Stored data
* * * * * * *

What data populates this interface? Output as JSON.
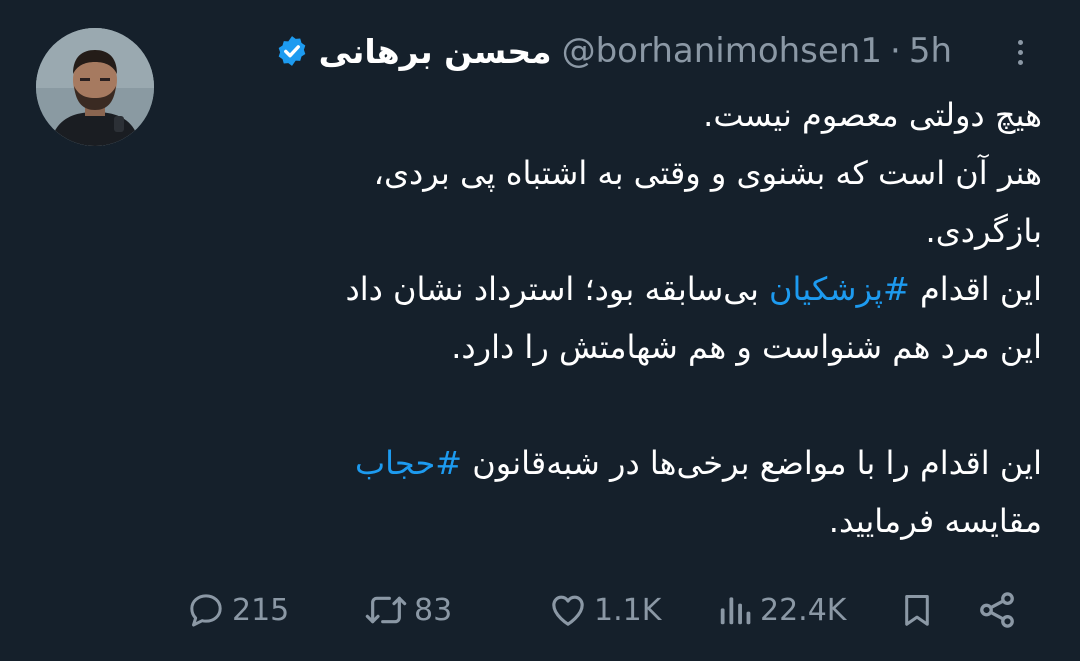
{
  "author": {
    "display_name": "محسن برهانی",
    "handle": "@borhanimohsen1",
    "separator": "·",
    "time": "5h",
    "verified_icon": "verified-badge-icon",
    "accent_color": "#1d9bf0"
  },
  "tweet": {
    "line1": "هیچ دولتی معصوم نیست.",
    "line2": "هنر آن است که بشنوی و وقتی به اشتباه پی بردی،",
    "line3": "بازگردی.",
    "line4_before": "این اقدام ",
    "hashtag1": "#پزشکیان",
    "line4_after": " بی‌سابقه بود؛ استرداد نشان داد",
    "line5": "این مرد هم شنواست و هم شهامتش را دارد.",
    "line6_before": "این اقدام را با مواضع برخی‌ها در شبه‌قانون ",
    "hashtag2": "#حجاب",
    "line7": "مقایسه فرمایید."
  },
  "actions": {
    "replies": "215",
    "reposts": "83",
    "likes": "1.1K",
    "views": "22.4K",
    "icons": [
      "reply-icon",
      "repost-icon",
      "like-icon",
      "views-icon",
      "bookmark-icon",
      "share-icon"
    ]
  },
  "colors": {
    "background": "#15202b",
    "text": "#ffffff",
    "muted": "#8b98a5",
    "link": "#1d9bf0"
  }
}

* * * * * * *

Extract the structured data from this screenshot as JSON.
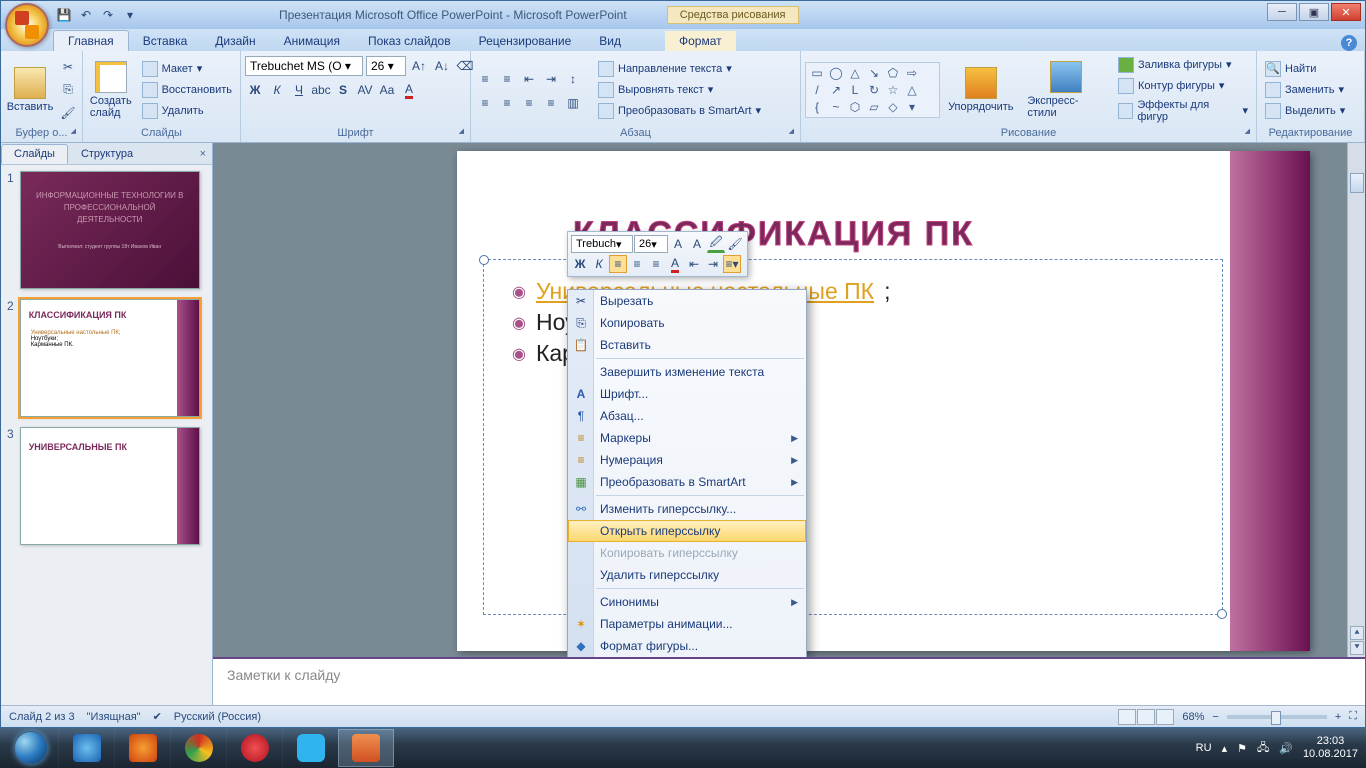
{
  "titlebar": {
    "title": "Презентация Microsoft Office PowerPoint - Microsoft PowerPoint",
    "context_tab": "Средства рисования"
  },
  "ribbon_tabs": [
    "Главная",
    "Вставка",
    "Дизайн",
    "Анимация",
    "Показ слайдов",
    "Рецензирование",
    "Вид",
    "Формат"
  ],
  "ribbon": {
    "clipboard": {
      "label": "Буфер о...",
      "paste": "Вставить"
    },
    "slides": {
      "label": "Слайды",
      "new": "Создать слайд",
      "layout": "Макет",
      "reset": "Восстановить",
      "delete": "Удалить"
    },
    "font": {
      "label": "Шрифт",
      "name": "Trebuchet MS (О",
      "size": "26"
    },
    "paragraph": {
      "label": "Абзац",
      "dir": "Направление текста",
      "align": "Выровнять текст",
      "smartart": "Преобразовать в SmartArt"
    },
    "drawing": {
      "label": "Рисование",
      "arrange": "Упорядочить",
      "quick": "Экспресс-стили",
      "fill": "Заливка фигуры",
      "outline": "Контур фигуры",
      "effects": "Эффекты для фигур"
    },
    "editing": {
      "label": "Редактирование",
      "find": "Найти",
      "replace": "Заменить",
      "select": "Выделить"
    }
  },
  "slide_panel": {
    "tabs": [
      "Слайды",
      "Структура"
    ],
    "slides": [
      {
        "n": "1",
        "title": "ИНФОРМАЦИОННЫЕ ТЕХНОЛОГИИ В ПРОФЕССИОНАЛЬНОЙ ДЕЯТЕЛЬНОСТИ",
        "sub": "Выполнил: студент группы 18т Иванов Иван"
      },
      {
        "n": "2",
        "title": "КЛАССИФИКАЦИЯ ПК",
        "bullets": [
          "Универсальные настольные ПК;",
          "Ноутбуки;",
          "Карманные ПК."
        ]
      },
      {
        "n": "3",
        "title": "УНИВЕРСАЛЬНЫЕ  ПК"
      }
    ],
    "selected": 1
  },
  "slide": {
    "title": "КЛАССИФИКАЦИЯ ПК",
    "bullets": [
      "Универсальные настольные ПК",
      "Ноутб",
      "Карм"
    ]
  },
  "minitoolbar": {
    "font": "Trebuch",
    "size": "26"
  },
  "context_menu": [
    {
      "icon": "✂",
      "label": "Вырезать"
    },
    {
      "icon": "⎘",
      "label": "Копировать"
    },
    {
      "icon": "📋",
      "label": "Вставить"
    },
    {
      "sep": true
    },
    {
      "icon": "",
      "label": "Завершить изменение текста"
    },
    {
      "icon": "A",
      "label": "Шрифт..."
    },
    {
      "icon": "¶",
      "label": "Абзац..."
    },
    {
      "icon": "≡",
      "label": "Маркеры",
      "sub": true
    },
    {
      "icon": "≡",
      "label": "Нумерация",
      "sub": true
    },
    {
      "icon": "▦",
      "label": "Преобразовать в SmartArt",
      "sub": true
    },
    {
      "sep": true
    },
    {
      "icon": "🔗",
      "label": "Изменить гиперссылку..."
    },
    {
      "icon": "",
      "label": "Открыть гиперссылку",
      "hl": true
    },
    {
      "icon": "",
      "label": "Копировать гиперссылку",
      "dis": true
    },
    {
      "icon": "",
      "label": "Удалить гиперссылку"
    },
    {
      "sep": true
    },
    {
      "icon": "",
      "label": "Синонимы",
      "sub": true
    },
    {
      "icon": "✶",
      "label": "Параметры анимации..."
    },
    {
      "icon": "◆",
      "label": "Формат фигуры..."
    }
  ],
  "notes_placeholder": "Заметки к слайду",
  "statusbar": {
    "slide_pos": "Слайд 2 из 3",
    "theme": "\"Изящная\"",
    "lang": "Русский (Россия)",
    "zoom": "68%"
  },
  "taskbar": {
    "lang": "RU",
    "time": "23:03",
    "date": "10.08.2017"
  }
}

* * * * * * *

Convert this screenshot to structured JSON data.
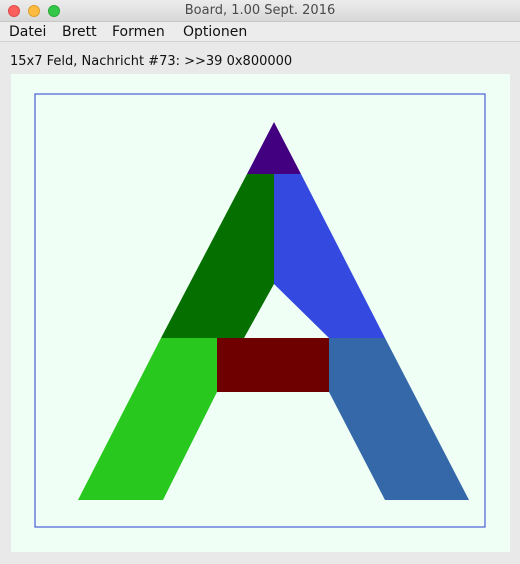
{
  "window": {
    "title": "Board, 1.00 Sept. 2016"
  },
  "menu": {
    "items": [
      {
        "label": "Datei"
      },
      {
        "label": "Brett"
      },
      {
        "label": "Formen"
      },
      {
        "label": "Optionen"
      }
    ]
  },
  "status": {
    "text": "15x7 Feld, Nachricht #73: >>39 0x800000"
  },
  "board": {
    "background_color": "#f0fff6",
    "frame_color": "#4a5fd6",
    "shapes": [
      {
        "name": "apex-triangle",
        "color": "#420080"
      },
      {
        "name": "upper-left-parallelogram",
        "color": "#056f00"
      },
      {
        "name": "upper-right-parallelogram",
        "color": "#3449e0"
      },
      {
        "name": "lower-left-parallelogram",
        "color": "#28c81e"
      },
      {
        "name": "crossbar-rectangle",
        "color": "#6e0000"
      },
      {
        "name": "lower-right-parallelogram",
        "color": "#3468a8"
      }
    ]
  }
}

* * * * * * *

Written request: Determine how many lines in the data above contain the string "left". Give nothing except the number.

The reply: 2